§ Task goal
I would like you to output every record below exactly, apart from the pictures.

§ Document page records
▼

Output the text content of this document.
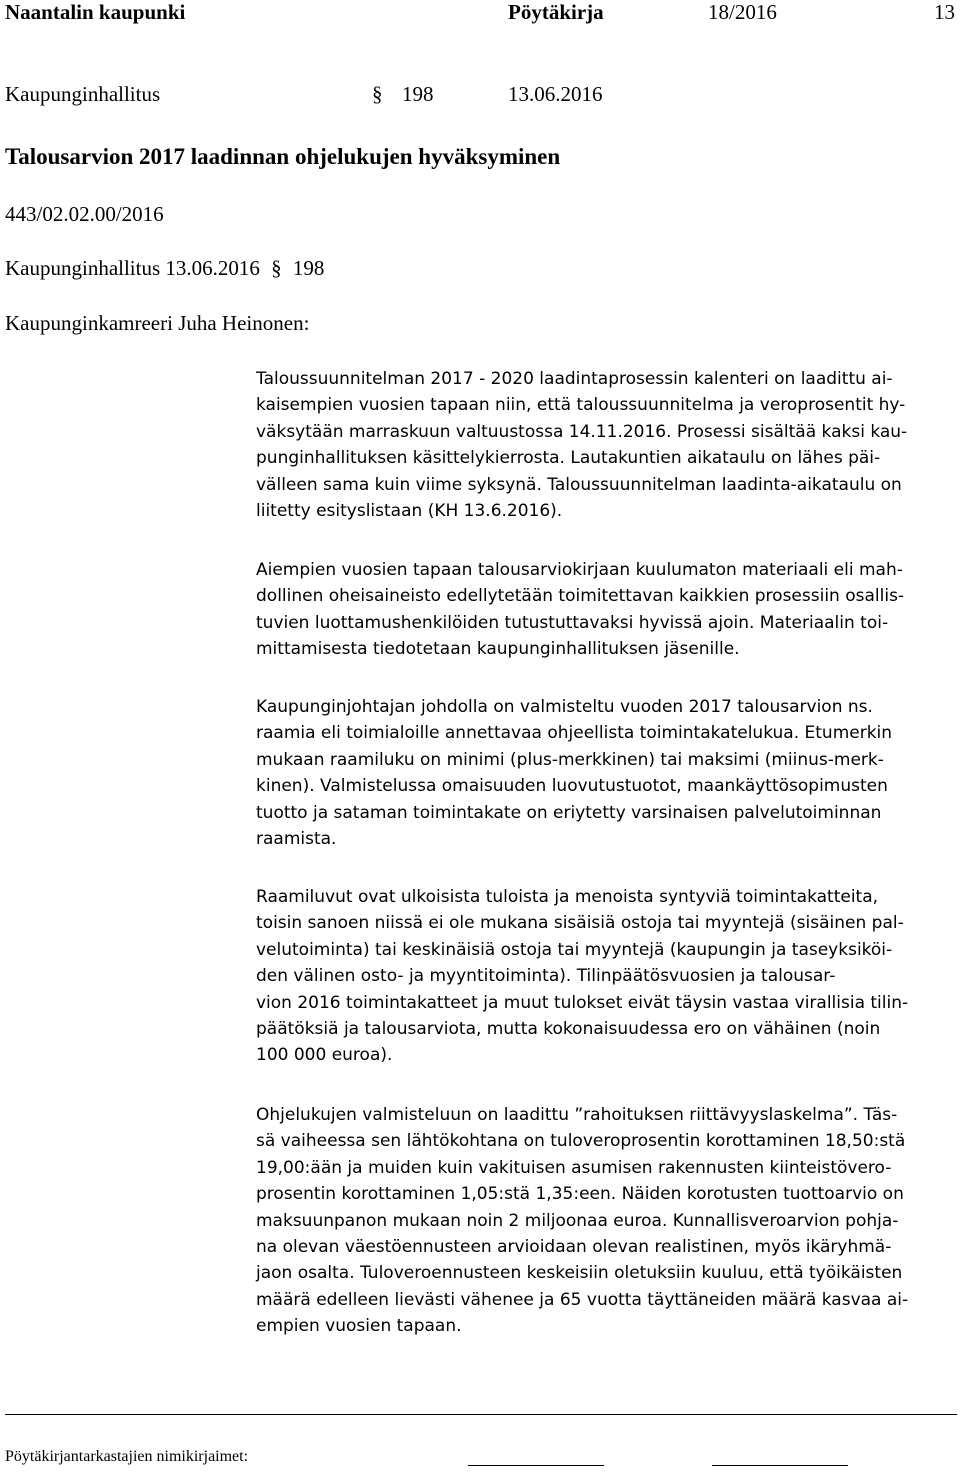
Naantalin kaupunki	Pöytäkirja	18/2016	13
Kaupunginhallitus	§ 198	13.06.2016
Talousarvion 2017 laadinnan ohjelukujen hyväksyminen
443/02.02.00/2016
Kaupunginhallitus 13.06.2016 § 198
Kaupunginkamreeri Juha Heinonen:
Taloussuunnitelman 2017 - 2020 laadintaprosessin kalenteri on laadittu ai-
kaisempien vuosien tapaan niin, että taloussuunnitelma ja veroprosentit hy-
väksytään marraskuun valtuustossa 14.11.2016. Prosessi sisältää kaksi kau-
punginhallituksen käsittelykierrosta. Lautakuntien aikataulu on lähes päi-
välleen sama kuin viime syksynä. Taloussuunnitelman laadinta-aikataulu on
liitetty esityslistaan (KH 13.6.2016).
Aiempien vuosien tapaan talousarviokirjaan kuulumaton materiaali eli mah-
dollinen oheisaineisto edellytetään toimitettavan kaikkien prosessiin osallis-
tuvien luottamushenkilöiden tutustuttavaksi hyvissä ajoin. Materiaalin toi-
mittamisesta tiedotetaan kaupunginhallituksen jäsenille.
Kaupunginjohtajan johdolla on valmisteltu vuoden 2017 talousarvion ns.
raamia eli toimialoille annettavaa ohjeellista toimintakatelukua. Etumerkin
mukaan raamiluku on minimi (plus-merkkinen) tai maksimi (miinus-merk-
kinen). Valmistelussa omaisuuden luovutustuotot, maankäyttösopimusten
tuotto ja sataman toimintakate on eriytetty varsinaisen palvelutoiminnan
raamista.
Raamiluvut ovat ulkoisista tuloista ja menoista syntyviä toimintakatteita,
toisin sanoen niissä ei ole mukana sisäisiä ostoja tai myyntejä (sisäinen pal-
velutoiminta) tai keskinäisiä ostoja tai myyntejä (kaupungin ja taseyksiköi-
den välinen osto- ja myyntitoiminta). Tilinpäätösvuosien ja talousar-
vion 2016 toimintakatteet ja muut tulokset eivät täysin vastaa virallisia tilin-
päätöksiä ja talousarviota, mutta kokonaisuudessa ero on vähäinen (noin
100 000 euroa).
Ohjelukujen valmisteluun on laadittu ”rahoituksen riittävyyslaskelma”. Täs-
sä vaiheessa sen lähtökohtana on tuloveroprosentin korottaminen 18,50:stä
19,00:ään ja muiden kuin vakituisen asumisen rakennusten kiinteistövero-
prosentin korottaminen 1,05:stä 1,35:een. Näiden korotusten tuottoarvio on
maksuunpanon mukaan noin 2 miljoonaa euroa. Kunnallisveroarvion pohja-
na olevan väestöennusteen arvioidaan olevan realistinen, myös ikäryhmä-
jaon osalta. Tuloveroennusteen keskeisiin oletuksiin kuuluu, että työikäisten
määrä edelleen lievästi vähenee ja 65 vuotta täyttäneiden määrä kasvaa ai-
empien vuosien tapaan.
Pöytäkirjantarkastajien nimikirjaimet:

▲

§ Expected answer
Output the text content of this document.
Naantalin kaupunki	Pöytäkirja	18/2016	13
Kaupunginhallitus	§ 198	13.06.2016
Talousarvion 2017 laadinnan ohjelukujen hyväksyminen
443/02.02.00/2016
Kaupunginhallitus 13.06.2016 § 198
Kaupunginkamreeri Juha Heinonen:
Taloussuunnitelman 2017 - 2020 laadintaprosessin kalenteri on laadittu ai-
kaisempien vuosien tapaan niin, että taloussuunnitelma ja veroprosentit hy-
väksytään marraskuun valtuustossa 14.11.2016. Prosessi sisältää kaksi kau-
punginhallituksen käsittelykierrosta. Lautakuntien aikataulu on lähes päi-
välleen sama kuin viime syksynä. Taloussuunnitelman laadinta-aikataulu on
liitetty esityslistaan (KH 13.6.2016).
Aiempien vuosien tapaan talousarviokirjaan kuulumaton materiaali eli mah-
dollinen oheisaineisto edellytetään toimitettavan kaikkien prosessiin osallis-
tuvien luottamushenkilöiden tutustuttavaksi hyvissä ajoin. Materiaalin toi-
mittamisesta tiedotetaan kaupunginhallituksen jäsenille.
Kaupunginjohtajan johdolla on valmisteltu vuoden 2017 talousarvion ns.
raamia eli toimialoille annettavaa ohjeellista toimintakatelukua. Etumerkin
mukaan raamiluku on minimi (plus-merkkinen) tai maksimi (miinus-merk-
kinen). Valmistelussa omaisuuden luovutustuotot, maankäyttösopimusten
tuotto ja sataman toimintakate on eriytetty varsinaisen palvelutoiminnan
raamista.
Raamiluvut ovat ulkoisista tuloista ja menoista syntyviä toimintakatteita,
toisin sanoen niissä ei ole mukana sisäisiä ostoja tai myyntejä (sisäinen pal-
velutoiminta) tai keskinäisiä ostoja tai myyntejä (kaupungin ja taseyksiköi-
den välinen osto- ja myyntitoiminta). Tilinpäätösvuosien ja talousar-
vion 2016 toimintakatteet ja muut tulokset eivät täysin vastaa virallisia tilin-
päätöksiä ja talousarviota, mutta kokonaisuudessa ero on vähäinen (noin
100 000 euroa).
Ohjelukujen valmisteluun on laadittu ”rahoituksen riittävyyslaskelma”. Täs-
sä vaiheessa sen lähtökohtana on tuloveroprosentin korottaminen 18,50:stä
19,00:ään ja muiden kuin vakituisen asumisen rakennusten kiinteistövero-
prosentin korottaminen 1,05:stä 1,35:een. Näiden korotusten tuottoarvio on
maksuunpanon mukaan noin 2 miljoonaa euroa. Kunnallisveroarvion pohja-
na olevan väestöennusteen arvioidaan olevan realistinen, myös ikäryhmä-
jaon osalta. Tuloveroennusteen keskeisiin oletuksiin kuuluu, että työikäisten
määrä edelleen lievästi vähenee ja 65 vuotta täyttäneiden määrä kasvaa ai-
empien vuosien tapaan.
Pöytäkirjantarkastajien nimikirjaimet:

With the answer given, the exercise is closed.